§ Directions
Copy out all lines where "content" appears.

------------------------------------------------

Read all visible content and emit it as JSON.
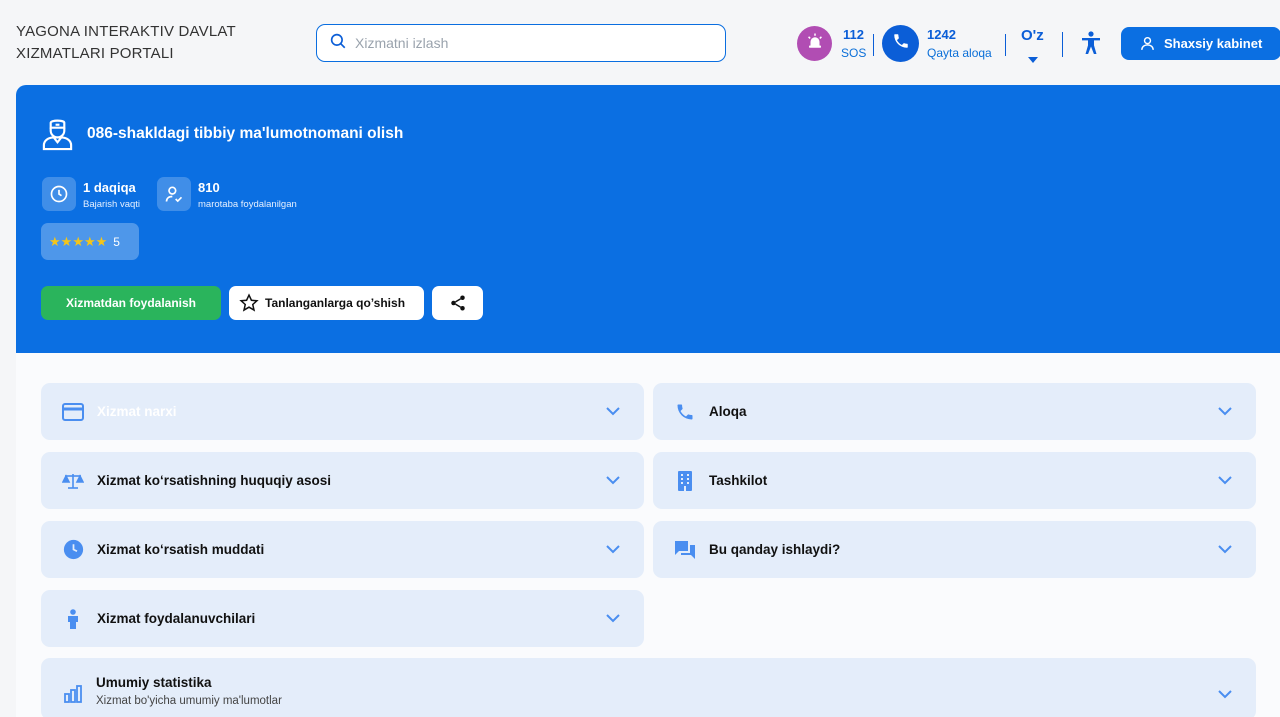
{
  "header": {
    "logo_line1": "YAGONA INTERAKTIV DAVLAT",
    "logo_line2": "XIZMATLARI PORTALI",
    "search_placeholder": "Xizmatni izlash",
    "sos_number": "112",
    "sos_label": "SOS",
    "callback_number": "1242",
    "callback_label": "Qayta aloqa",
    "language": "O'z",
    "cabinet_label": "Shaxsiy kabinet"
  },
  "service": {
    "title": "086-shakldagi tibbiy ma'lumotnomani olish",
    "duration_value": "1 daqiqa",
    "duration_label": "Bajarish vaqti",
    "usage_value": "810",
    "usage_label": "marotaba foydalanilgan",
    "rating_value": "5",
    "rating_stars": 5,
    "use_button": "Xizmatdan foydalanish",
    "favorite_button": "Tanlanganlarga qo’shish"
  },
  "accordions": {
    "price": "Xizmat narxi",
    "contact": "Aloqa",
    "legal": "Xizmat ko‘rsatishning huquqiy asosi",
    "org": "Tashkilot",
    "duration": "Xizmat ko‘rsatish muddati",
    "how": "Bu qanday ishlaydi?",
    "users": "Xizmat foydalanuvchilari",
    "stats_title": "Umumiy statistika",
    "stats_sub": "Xizmat bo'yicha umumiy ma'lumotlar"
  },
  "colors": {
    "primary": "#0b6fe2",
    "green": "#2ab45c",
    "sos": "#b14db3",
    "accordion_bg": "#e4edfa"
  }
}
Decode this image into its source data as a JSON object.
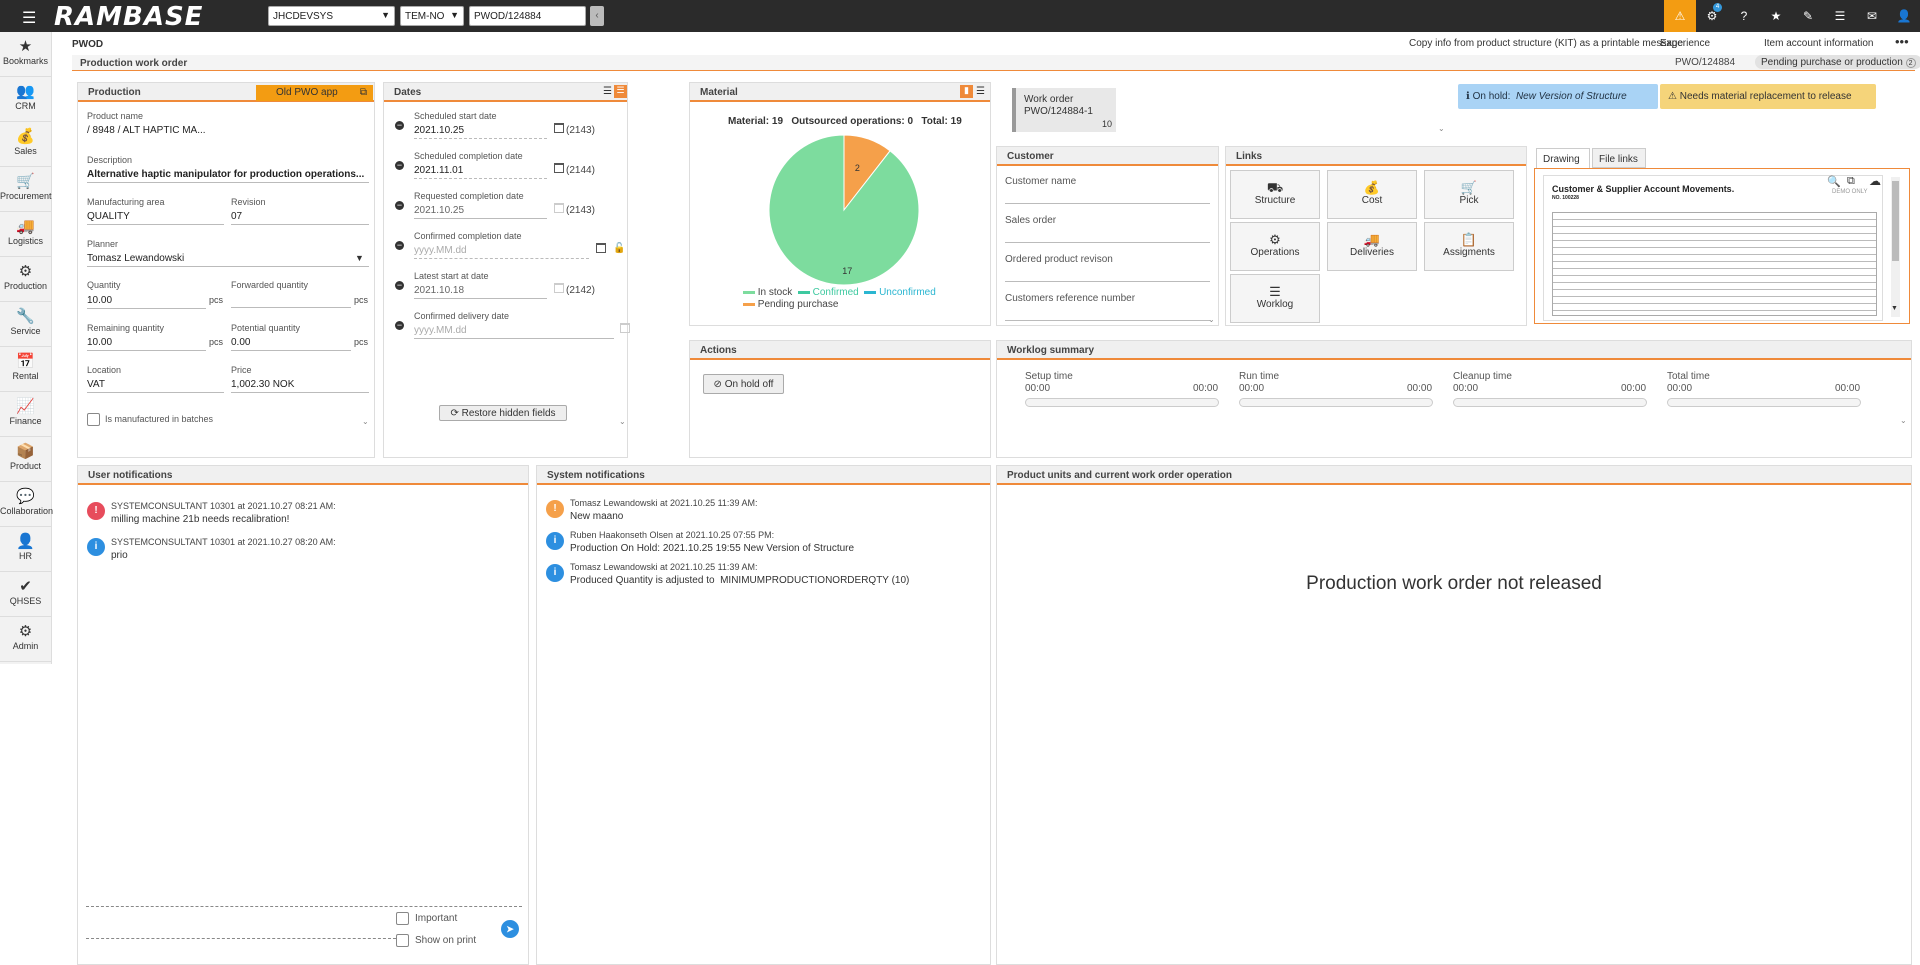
{
  "topbar": {
    "brand": "RAMBASE",
    "database": "JHCDEVSYS",
    "company": "TEM-NO",
    "search_value": "PWOD/124884",
    "notification_count": "4"
  },
  "sidebar": {
    "items": [
      {
        "label": "Bookmarks",
        "icon": "★"
      },
      {
        "label": "CRM",
        "icon": "👥"
      },
      {
        "label": "Sales",
        "icon": "💰"
      },
      {
        "label": "Procurement",
        "icon": "🛒"
      },
      {
        "label": "Logistics",
        "icon": "🚚"
      },
      {
        "label": "Production",
        "icon": "⚙"
      },
      {
        "label": "Service",
        "icon": "🔧"
      },
      {
        "label": "Rental",
        "icon": "📅"
      },
      {
        "label": "Finance",
        "icon": "📈"
      },
      {
        "label": "Product",
        "icon": "📦"
      },
      {
        "label": "Collaboration",
        "icon": "💬"
      },
      {
        "label": "HR",
        "icon": "👤"
      },
      {
        "label": "QHSES",
        "icon": "✔"
      },
      {
        "label": "Admin",
        "icon": "⚙"
      }
    ]
  },
  "page": {
    "code": "PWOD",
    "title": "Production work order",
    "menu": [
      "Copy info from product structure (KIT) as a printable message",
      "Experience",
      "Item account information"
    ],
    "doc_id": "PWO/124884",
    "status": "Pending purchase or production",
    "status_num": "2"
  },
  "production": {
    "title": "Production",
    "old_app_button": "Old PWO app",
    "product_name_label": "Product name",
    "product_name": "/ 8948 / ALT HAPTIC MA...",
    "description_label": "Description",
    "description": "Alternative haptic manipulator for production operations...",
    "manufacturing_area_label": "Manufacturing area",
    "manufacturing_area": "QUALITY",
    "revision_label": "Revision",
    "revision": "07",
    "planner_label": "Planner",
    "planner": "Tomasz Lewandowski",
    "quantity_label": "Quantity",
    "quantity": "10.00",
    "forwarded_quantity_label": "Forwarded quantity",
    "forwarded_quantity": "",
    "remaining_quantity_label": "Remaining quantity",
    "remaining_quantity": "10.00",
    "potential_quantity_label": "Potential quantity",
    "potential_quantity": "0.00",
    "unit": "pcs",
    "location_label": "Location",
    "location": "VAT",
    "price_label": "Price",
    "price": "1,002.30 NOK",
    "batches_label": "Is manufactured in batches"
  },
  "dates": {
    "title": "Dates",
    "rows": [
      {
        "label": "Scheduled start date",
        "value": "2021.10.25",
        "week": "(2143)"
      },
      {
        "label": "Scheduled completion date",
        "value": "2021.11.01",
        "week": "(2144)"
      },
      {
        "label": "Requested completion date",
        "value": "2021.10.25",
        "week": "(2143)"
      },
      {
        "label": "Confirmed completion date",
        "value": "yyyy.MM.dd",
        "week": ""
      },
      {
        "label": "Latest start at date",
        "value": "2021.10.18",
        "week": "(2142)"
      },
      {
        "label": "Confirmed delivery date",
        "value": "yyyy.MM.dd",
        "week": ""
      }
    ],
    "restore_button": "Restore hidden fields"
  },
  "material": {
    "title": "Material",
    "summary": "Material: 19   Outsourced operations: 0   Total: 19",
    "legend": [
      "In stock",
      "Confirmed",
      "Unconfirmed",
      "Pending purchase"
    ],
    "colors": {
      "in_stock": "#7ddc9e",
      "confirmed": "#3ec9a0",
      "unconfirmed": "#2bb6d1",
      "pending": "#f5a04a"
    }
  },
  "chart_data": {
    "type": "pie",
    "categories": [
      "In stock",
      "Pending purchase"
    ],
    "values": [
      17,
      2
    ],
    "title": "",
    "legend": [
      "In stock",
      "Confirmed",
      "Unconfirmed",
      "Pending purchase"
    ]
  },
  "work_order": {
    "label": "Work order",
    "id": "PWO/124884-1",
    "qty": "10"
  },
  "alerts": {
    "on_hold_prefix": "On hold:",
    "on_hold_reason": "New Version of Structure",
    "material_warning": "Needs material replacement to release"
  },
  "customer": {
    "title": "Customer",
    "fields": [
      "Customer name",
      "Sales order",
      "Ordered product revison",
      "Customers reference number"
    ]
  },
  "links": {
    "title": "Links",
    "buttons": [
      {
        "label": "Structure",
        "icon": "⛟"
      },
      {
        "label": "Cost",
        "icon": "💰"
      },
      {
        "label": "Pick",
        "icon": "🛒"
      },
      {
        "label": "Operations",
        "icon": "⚙"
      },
      {
        "label": "Deliveries",
        "icon": "🚚"
      },
      {
        "label": "Assigments",
        "icon": "📋"
      },
      {
        "label": "Worklog",
        "icon": "☰"
      }
    ]
  },
  "drawing": {
    "tabs": [
      "Drawing",
      "File links"
    ],
    "doc_title": "Customer & Supplier Account Movements.",
    "doc_sub": "NO. 100228",
    "demo": "DEMO ONLY"
  },
  "actions": {
    "title": "Actions",
    "on_hold_off": "On hold off"
  },
  "worklog": {
    "title": "Worklog summary",
    "items": [
      {
        "label": "Setup time",
        "start": "00:00",
        "end": "00:00"
      },
      {
        "label": "Run time",
        "start": "00:00",
        "end": "00:00"
      },
      {
        "label": "Cleanup time",
        "start": "00:00",
        "end": "00:00"
      },
      {
        "label": "Total time",
        "start": "00:00",
        "end": "00:00"
      }
    ]
  },
  "user_notifications": {
    "title": "User notifications",
    "items": [
      {
        "who": "SYSTEMCONSULTANT 10301 at 2021.10.27 08:21 AM:",
        "msg": "milling machine 21b needs recalibration!",
        "type": "error"
      },
      {
        "who": "SYSTEMCONSULTANT 10301 at 2021.10.27 08:20 AM:",
        "msg": "prio",
        "type": "info"
      }
    ],
    "important_label": "Important",
    "show_on_print_label": "Show on print"
  },
  "system_notifications": {
    "title": "System notifications",
    "items": [
      {
        "who": "Tomasz Lewandowski at 2021.10.25 11:39 AM:",
        "msg": "New maano",
        "type": "warn"
      },
      {
        "who": "Ruben Haakonseth Olsen at 2021.10.25 07:55 PM:",
        "msg": "Production On Hold: 2021.10.25 19:55 New Version of Structure",
        "type": "info"
      },
      {
        "who": "Tomasz Lewandowski at 2021.10.25 11:39 AM:",
        "msg": "Produced Quantity is adjusted to  MINIMUMPRODUCTIONORDERQTY (10)",
        "type": "info"
      }
    ]
  },
  "product_units": {
    "title": "Product units and current work order operation",
    "empty_message": "Production work order not released"
  }
}
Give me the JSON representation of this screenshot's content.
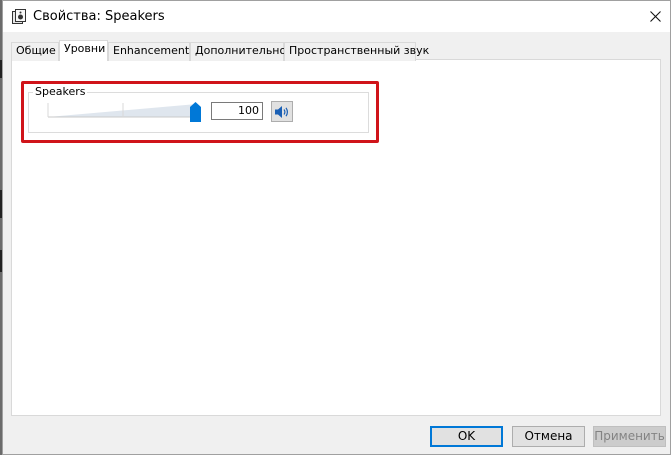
{
  "window": {
    "title": "Свойства: Speakers"
  },
  "tabs": [
    {
      "label": "Общие",
      "active": false
    },
    {
      "label": "Уровни",
      "active": true
    },
    {
      "label": "Enhancements",
      "active": false
    },
    {
      "label": "Дополнительно",
      "active": false
    },
    {
      "label": "Пространственный звук",
      "active": false
    }
  ],
  "levels": {
    "group_label": "Speakers",
    "volume_fraction": 1.0,
    "volume_value": "100"
  },
  "buttons": {
    "ok": "OK",
    "cancel": "Отмена",
    "apply": "Применить"
  },
  "colors": {
    "accent": "#0078d7",
    "highlight": "#d0141a",
    "thumb": "#0078d7"
  },
  "icons": {
    "app": "speaker-app-icon",
    "close": "close-icon",
    "mute": "speaker-volume-icon"
  }
}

------------------------------------------------

§ Solution to the exercise
Read all visible content and emit it as JSON.
Give me the JSON representation of this screenshot's content.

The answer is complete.